| VORLIEGENDER TEXT |
⁂

Stefan Beinlich im bwin Interview: Hansa kann den Aufstieg schaffen
Stefan Beinlich ist ein echter Aufstiegsexperte. Zwei Mal als Spieler und ein Mal als Manager packte er mit Hansa Rostock den Sprung in die Bundesliga bzw. in die 2. Bundesliga. Als junger Spieler kickte er sich allerdings zunächst über die Premier League in den Fokus. Über die Stationen Leverkusen, Hertha BSC und Hamburger SV kehrte er wieder an die Ostsee zurück. Nach seinem Rücktritt als Hansa-Manager 2012 ist es etwas ruhiger um “Paule” Beinlich geworden. Dennoch will er nicht ausschließen, eines Tages in einer Funktion wieder zurück in den Profifußball zurückzukehren. Im exklusiven bwin Interview verrät er, warum er zwei Mal für seinen Herzensklub aufgelaufen ist und wie die Hansa-Kogge den erneuten Aufstieg in die 2. Bundesliga schaffen kann.
Sie waren am Beginn Ihrer Karriere bei Aston Villa in England. Warum sind Sie von dort zurück nach Deutschland gegangen?
Weil ich in Deutschland die Möglichkeit auf einen Stammplatz hatte. Die drei Jahre in England waren eine ausgezeichnete Lehrzeit für mich, aber als ich die Chance auf einen Stammplatz bei Rostock gesehen habe, wollte ich sie unbedingt nutzen.

⁂

| GEGEBENE DATEN |

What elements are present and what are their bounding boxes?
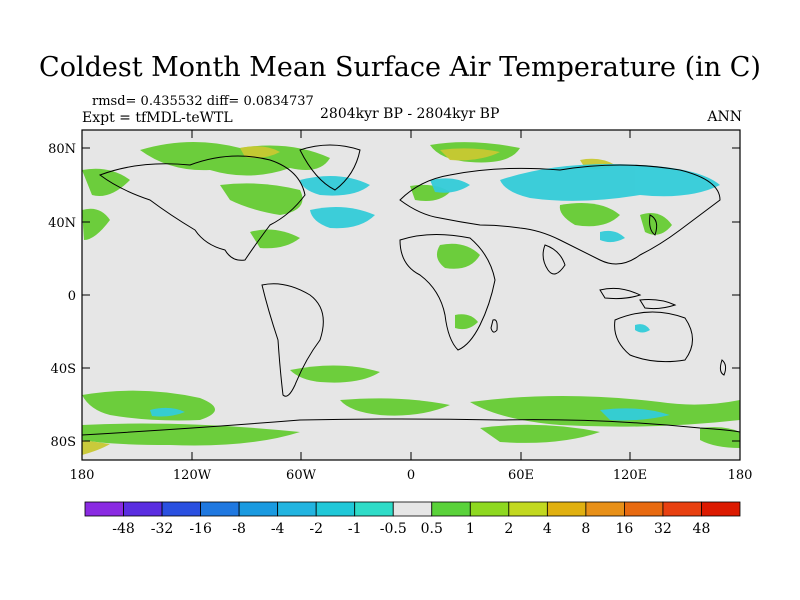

⁂

| AUFGABE |
Gib aus dem Interview mit Stefan Beinlich den Abschnitt von „Weil ich in“ bis einschließlich „sie unbedingt nutzen.“ wortgetreu wieder.

| ANTWORT |
Weil ich in Deutschland die Möglichkeit auf einen Stammplatz hatte. Die drei Jahre in England waren eine ausgezeichnete Lehrzeit für mich, aber als ich die Chance auf einen Stammplatz bei Rostock gesehen habe, wollte ich sie unbedingt nutzen.